## START RECORDS PROVIDED

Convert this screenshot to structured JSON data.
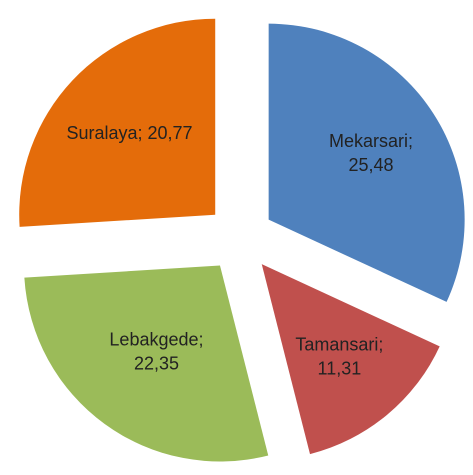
{
  "chart_data": {
    "type": "pie",
    "values": [
      25.48,
      11.31,
      22.35,
      20.77
    ],
    "value_labels": [
      "Mekarsari; 25,48",
      "Tamansari; 11,31",
      "Lebakgede; 22,35",
      "Suralaya; 20,77"
    ],
    "colors": [
      "#4f81bd",
      "#c0504d",
      "#9bbb59",
      "#e46c0a"
    ]
  }
}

## END RECORDS PROVIDED

What is needed is an exact reproduction of the data, pictures excluded.

Convert this screenshot to structured JSON data.
{
  "chart_data": {
    "type": "pie",
    "values": [
      25.48,
      11.31,
      22.35,
      20.77
    ],
    "value_labels": [
      "Mekarsari; 25,48",
      "Tamansari; 11,31",
      "Lebakgede; 22,35",
      "Suralaya; 20,77"
    ],
    "colors": [
      "#4f81bd",
      "#c0504d",
      "#9bbb59",
      "#e46c0a"
    ]
  }
}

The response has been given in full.